● **What you have to do**
Isolate every line in the data with the string "Cumulative" and copy it.
>> start
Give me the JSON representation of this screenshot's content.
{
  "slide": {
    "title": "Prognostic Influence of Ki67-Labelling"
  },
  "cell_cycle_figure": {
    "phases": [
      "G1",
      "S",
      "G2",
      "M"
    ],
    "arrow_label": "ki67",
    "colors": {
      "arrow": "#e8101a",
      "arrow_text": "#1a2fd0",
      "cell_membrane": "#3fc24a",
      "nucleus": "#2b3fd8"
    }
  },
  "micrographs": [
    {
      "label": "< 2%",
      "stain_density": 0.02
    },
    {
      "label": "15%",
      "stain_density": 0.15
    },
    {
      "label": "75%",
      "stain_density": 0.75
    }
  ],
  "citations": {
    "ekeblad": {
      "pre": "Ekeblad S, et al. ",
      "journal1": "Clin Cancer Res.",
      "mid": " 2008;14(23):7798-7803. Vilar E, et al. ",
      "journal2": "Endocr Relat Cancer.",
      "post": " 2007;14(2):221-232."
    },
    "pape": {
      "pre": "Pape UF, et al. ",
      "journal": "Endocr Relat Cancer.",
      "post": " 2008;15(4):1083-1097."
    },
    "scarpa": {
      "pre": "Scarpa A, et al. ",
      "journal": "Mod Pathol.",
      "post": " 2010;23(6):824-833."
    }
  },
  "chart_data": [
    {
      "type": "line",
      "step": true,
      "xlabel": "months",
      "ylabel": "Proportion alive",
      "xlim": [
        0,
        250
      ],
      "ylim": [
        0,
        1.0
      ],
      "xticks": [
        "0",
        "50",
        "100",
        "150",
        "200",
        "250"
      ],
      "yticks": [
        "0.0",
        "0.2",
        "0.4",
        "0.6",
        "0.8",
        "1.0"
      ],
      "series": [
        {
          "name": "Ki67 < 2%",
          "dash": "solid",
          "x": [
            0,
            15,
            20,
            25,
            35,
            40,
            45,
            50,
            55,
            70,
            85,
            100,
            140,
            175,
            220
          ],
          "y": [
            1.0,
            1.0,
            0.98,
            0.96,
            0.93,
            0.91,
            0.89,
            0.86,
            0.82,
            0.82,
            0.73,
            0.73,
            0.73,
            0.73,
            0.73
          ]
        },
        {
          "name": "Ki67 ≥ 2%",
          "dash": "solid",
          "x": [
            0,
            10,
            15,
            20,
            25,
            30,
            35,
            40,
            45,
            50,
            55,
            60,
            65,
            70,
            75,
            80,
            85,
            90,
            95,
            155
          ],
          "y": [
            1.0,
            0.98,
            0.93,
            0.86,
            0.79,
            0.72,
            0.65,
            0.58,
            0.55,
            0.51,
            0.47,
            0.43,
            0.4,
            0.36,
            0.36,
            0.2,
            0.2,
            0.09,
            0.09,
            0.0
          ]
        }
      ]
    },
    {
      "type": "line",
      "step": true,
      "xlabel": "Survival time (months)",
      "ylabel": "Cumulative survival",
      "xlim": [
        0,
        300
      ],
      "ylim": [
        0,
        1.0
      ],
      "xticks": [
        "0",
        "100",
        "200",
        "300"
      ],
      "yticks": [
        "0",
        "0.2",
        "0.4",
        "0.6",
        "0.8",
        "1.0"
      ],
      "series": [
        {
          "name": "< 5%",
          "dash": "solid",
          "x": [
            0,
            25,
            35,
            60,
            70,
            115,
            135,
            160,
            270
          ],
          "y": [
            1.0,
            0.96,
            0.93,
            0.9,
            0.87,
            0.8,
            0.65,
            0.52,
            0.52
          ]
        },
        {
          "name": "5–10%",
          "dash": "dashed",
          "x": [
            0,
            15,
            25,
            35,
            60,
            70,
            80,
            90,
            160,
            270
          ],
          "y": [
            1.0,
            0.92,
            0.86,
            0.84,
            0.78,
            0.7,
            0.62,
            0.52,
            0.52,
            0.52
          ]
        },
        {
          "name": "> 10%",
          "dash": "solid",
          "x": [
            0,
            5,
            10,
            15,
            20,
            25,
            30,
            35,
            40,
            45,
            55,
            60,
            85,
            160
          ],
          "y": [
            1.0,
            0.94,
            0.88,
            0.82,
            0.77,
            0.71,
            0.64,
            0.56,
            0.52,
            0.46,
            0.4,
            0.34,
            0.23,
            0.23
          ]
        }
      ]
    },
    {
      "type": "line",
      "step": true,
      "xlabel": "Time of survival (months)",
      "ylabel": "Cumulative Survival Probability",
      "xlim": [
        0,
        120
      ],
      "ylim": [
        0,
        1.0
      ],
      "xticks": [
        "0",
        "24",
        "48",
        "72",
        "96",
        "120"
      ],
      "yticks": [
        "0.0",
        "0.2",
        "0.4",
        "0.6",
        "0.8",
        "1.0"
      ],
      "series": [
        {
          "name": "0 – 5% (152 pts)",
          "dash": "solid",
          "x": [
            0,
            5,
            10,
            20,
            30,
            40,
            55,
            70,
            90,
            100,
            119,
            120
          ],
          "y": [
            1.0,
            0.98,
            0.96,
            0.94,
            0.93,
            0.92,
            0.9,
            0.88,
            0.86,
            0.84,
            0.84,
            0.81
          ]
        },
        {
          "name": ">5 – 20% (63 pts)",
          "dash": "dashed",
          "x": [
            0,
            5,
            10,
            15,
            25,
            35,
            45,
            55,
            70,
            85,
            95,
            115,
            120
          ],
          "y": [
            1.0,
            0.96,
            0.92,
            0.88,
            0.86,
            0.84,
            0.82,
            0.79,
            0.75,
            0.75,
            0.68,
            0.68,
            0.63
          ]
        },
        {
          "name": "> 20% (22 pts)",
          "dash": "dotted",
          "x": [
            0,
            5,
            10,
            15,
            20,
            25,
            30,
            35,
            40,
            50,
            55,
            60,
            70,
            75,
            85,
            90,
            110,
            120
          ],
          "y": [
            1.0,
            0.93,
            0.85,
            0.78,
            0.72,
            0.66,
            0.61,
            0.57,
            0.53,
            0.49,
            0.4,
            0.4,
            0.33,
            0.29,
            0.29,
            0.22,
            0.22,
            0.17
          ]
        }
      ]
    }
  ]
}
>> end
● **Output for this exercise**
      "ylabel": "Cumulative survival",
      "ylabel": "Cumulative Survival Probability",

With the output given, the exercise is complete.